■ Record extracts:
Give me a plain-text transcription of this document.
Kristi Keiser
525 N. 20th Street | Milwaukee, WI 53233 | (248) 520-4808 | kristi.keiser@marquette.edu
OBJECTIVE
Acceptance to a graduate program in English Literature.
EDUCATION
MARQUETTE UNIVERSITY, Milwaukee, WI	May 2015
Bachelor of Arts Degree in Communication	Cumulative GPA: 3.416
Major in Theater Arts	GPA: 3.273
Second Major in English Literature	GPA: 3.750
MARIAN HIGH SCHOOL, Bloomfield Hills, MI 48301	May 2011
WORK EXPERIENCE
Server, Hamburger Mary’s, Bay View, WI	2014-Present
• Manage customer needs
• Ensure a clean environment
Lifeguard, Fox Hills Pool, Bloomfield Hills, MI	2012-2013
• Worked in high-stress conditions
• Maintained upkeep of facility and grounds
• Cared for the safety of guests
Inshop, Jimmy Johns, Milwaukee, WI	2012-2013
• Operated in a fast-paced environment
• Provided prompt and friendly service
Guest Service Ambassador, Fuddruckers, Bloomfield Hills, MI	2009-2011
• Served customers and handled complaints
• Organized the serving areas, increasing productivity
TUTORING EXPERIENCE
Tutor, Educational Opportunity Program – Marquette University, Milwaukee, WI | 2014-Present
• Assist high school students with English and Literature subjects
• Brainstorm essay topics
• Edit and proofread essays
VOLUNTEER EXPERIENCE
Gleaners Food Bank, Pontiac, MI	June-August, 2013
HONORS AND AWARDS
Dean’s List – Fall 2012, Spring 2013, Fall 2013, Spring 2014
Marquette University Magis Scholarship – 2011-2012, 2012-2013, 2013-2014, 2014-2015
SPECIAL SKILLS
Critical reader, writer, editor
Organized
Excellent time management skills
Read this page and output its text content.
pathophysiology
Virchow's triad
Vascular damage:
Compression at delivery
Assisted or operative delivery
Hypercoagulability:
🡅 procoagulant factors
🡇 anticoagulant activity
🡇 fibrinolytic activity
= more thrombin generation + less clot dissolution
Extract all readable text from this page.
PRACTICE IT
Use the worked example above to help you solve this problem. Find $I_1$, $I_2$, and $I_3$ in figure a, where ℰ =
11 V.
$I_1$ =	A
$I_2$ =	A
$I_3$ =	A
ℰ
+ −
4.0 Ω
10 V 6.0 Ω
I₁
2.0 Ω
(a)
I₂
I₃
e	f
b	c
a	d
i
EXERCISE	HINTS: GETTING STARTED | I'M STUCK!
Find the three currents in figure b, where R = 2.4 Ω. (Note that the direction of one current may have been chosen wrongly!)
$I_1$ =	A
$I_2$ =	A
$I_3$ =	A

■ The exercise: Exactly as shown, repeat every record.

■ Answer to the task:
Give me a plain-text transcription of this document.
Kristi Keiser
525 N. 20th Street | Milwaukee, WI 53233 | (248) 520-4808 | kristi.keiser@marquette.edu
OBJECTIVE
Acceptance to a graduate program in English Literature.
EDUCATION
MARQUETTE UNIVERSITY, Milwaukee, WI	May 2015
Bachelor of Arts Degree in Communication	Cumulative GPA: 3.416
Major in Theater Arts	GPA: 3.273
Second Major in English Literature	GPA: 3.750
MARIAN HIGH SCHOOL, Bloomfield Hills, MI 48301	May 2011
WORK EXPERIENCE
Server, Hamburger Mary’s, Bay View, WI	2014-Present
• Manage customer needs
• Ensure a clean environment
Lifeguard, Fox Hills Pool, Bloomfield Hills, MI	2012-2013
• Worked in high-stress conditions
• Maintained upkeep of facility and grounds
• Cared for the safety of guests
Inshop, Jimmy Johns, Milwaukee, WI	2012-2013
• Operated in a fast-paced environment
• Provided prompt and friendly service
Guest Service Ambassador, Fuddruckers, Bloomfield Hills, MI	2009-2011
• Served customers and handled complaints
• Organized the serving areas, increasing productivity
TUTORING EXPERIENCE
Tutor, Educational Opportunity Program – Marquette University, Milwaukee, WI | 2014-Present
• Assist high school students with English and Literature subjects
• Brainstorm essay topics
• Edit and proofread essays
VOLUNTEER EXPERIENCE
Gleaners Food Bank, Pontiac, MI	June-August, 2013
HONORS AND AWARDS
Dean’s List – Fall 2012, Spring 2013, Fall 2013, Spring 2014
Marquette University Magis Scholarship – 2011-2012, 2012-2013, 2013-2014, 2014-2015
SPECIAL SKILLS
Critical reader, writer, editor
Organized
Excellent time management skills
Read this page and output its text content.
pathophysiology
Virchow's triad
Vascular damage:
Compression at delivery
Assisted or operative delivery
Hypercoagulability:
🡅 procoagulant factors
🡇 anticoagulant activity
🡇 fibrinolytic activity
= more thrombin generation + less clot dissolution
Extract all readable text from this page.
PRACTICE IT
Use the worked example above to help you solve this problem. Find $I_1$, $I_2$, and $I_3$ in figure a, where ℰ =
11 V.
$I_1$ =	A
$I_2$ =	A
$I_3$ =	A
ℰ
+ −
4.0 Ω
10 V 6.0 Ω
I₁
2.0 Ω
(a)
I₂
I₃
e	f
b	c
a	d
i
EXERCISE	HINTS: GETTING STARTED | I'M STUCK!
Find the three currents in figure b, where R = 2.4 Ω. (Note that the direction of one current may have been chosen wrongly!)
$I_1$ =	A
$I_2$ =	A
$I_3$ =	A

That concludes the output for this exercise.